[Stored data]
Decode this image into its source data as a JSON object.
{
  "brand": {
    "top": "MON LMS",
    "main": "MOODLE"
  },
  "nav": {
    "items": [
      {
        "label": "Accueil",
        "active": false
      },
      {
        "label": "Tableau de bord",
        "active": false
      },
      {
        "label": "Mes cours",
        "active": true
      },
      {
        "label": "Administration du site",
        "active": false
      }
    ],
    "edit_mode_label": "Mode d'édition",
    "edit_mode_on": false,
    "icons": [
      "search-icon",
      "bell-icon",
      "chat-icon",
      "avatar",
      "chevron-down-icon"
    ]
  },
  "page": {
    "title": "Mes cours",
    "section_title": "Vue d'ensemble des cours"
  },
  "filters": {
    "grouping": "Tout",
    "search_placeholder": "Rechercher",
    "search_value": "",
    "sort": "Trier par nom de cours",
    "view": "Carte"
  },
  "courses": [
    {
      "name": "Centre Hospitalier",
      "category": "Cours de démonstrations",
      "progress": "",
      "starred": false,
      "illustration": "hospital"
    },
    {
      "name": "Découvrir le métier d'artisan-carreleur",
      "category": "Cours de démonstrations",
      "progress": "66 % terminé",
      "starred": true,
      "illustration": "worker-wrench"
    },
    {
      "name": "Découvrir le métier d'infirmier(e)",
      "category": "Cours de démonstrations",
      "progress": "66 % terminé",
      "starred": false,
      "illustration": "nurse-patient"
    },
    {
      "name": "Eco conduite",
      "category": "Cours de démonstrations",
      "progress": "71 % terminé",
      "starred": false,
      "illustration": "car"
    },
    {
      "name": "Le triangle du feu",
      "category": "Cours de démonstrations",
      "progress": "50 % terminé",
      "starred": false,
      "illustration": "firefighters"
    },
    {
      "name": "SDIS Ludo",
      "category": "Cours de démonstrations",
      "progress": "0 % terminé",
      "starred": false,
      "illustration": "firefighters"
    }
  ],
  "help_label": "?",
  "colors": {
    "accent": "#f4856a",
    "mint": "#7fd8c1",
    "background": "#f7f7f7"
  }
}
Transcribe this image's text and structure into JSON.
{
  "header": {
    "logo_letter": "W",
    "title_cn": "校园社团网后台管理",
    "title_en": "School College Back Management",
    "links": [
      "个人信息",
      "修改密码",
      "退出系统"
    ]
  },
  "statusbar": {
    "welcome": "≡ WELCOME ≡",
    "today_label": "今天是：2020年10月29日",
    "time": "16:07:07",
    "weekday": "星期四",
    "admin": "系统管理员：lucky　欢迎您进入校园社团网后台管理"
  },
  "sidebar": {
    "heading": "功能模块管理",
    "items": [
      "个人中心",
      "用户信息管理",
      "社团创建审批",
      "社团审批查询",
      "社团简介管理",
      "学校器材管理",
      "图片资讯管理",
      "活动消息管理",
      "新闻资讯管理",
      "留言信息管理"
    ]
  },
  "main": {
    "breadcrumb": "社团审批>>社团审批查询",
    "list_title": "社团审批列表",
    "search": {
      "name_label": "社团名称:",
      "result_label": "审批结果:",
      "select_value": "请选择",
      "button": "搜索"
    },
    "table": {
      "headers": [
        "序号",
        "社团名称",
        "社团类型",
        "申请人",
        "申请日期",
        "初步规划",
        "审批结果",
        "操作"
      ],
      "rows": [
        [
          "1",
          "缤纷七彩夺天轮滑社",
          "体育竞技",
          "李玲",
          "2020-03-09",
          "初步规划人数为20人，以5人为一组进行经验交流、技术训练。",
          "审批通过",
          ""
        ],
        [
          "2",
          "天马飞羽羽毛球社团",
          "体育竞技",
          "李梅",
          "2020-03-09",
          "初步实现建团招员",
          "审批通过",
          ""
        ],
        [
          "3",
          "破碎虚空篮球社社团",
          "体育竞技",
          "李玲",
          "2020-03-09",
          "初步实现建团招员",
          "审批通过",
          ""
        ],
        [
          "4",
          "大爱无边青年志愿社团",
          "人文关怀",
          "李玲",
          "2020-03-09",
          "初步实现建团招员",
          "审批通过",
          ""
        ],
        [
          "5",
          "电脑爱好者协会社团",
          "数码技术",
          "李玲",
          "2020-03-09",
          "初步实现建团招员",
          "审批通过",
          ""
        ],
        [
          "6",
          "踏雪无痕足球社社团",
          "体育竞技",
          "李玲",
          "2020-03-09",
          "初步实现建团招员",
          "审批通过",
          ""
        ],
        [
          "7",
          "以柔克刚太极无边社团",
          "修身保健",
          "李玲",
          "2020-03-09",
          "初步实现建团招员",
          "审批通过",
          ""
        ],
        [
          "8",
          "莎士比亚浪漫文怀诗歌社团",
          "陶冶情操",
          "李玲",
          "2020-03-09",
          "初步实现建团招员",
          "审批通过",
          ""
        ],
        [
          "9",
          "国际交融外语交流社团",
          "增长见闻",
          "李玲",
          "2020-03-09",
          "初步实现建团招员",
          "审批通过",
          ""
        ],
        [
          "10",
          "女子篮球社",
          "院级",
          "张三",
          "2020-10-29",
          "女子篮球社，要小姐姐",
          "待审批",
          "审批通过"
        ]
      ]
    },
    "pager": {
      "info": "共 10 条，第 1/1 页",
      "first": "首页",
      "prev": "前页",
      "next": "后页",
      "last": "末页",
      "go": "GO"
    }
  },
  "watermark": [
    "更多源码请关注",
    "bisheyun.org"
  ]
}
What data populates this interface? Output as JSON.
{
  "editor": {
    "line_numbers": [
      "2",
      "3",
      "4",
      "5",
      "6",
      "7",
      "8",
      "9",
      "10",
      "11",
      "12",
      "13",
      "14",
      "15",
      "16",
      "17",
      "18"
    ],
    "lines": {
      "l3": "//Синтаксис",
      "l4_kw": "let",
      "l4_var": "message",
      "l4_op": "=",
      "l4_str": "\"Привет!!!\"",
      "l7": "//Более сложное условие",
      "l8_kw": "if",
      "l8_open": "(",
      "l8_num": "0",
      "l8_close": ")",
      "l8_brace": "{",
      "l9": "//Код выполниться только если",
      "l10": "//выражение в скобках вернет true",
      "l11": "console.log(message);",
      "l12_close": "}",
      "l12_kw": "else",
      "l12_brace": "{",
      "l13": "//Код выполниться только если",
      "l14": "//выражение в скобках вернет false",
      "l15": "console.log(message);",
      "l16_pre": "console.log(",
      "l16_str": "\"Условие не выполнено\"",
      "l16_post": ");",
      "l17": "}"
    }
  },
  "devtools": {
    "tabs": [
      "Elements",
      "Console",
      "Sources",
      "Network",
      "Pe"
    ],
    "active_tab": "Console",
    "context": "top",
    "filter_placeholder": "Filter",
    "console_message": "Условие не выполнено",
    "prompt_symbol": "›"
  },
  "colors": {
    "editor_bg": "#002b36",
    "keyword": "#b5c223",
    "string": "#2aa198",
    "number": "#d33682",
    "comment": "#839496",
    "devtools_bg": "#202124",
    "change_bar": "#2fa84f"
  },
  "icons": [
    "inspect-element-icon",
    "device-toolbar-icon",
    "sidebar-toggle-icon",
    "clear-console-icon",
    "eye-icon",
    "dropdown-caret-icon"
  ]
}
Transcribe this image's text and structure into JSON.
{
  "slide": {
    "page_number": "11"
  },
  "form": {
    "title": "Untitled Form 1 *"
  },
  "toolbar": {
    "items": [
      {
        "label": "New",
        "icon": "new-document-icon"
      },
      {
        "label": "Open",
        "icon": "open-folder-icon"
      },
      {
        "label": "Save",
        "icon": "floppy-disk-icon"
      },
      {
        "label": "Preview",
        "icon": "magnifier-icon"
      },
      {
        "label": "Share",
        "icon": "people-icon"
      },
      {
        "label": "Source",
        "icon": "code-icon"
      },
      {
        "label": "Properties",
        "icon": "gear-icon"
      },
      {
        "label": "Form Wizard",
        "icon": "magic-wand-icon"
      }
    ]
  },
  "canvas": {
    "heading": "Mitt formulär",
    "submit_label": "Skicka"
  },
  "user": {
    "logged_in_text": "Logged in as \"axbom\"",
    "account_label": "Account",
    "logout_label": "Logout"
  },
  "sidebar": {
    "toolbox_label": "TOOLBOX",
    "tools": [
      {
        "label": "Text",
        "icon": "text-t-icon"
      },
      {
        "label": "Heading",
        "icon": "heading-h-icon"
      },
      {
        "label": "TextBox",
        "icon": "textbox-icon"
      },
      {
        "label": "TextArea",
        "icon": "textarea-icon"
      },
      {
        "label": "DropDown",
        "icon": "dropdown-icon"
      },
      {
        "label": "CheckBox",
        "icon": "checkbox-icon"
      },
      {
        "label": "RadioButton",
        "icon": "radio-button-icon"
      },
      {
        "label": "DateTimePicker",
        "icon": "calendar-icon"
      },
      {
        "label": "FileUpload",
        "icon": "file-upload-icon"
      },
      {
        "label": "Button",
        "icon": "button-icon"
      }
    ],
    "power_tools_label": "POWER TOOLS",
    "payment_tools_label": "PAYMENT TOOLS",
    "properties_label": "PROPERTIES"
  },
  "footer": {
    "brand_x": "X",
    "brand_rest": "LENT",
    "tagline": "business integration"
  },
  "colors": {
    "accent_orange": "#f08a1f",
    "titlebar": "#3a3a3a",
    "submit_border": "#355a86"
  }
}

> **Exercise aim**:
Copy all lines in the listing above where the string "this" appears.

> **Result**:
Decode this image into its source data as a JSON object.
Transcribe this image's text and structure into JSON.
What data populates this interface? Output as JSON.
Transcribe this image's text and structure into JSON.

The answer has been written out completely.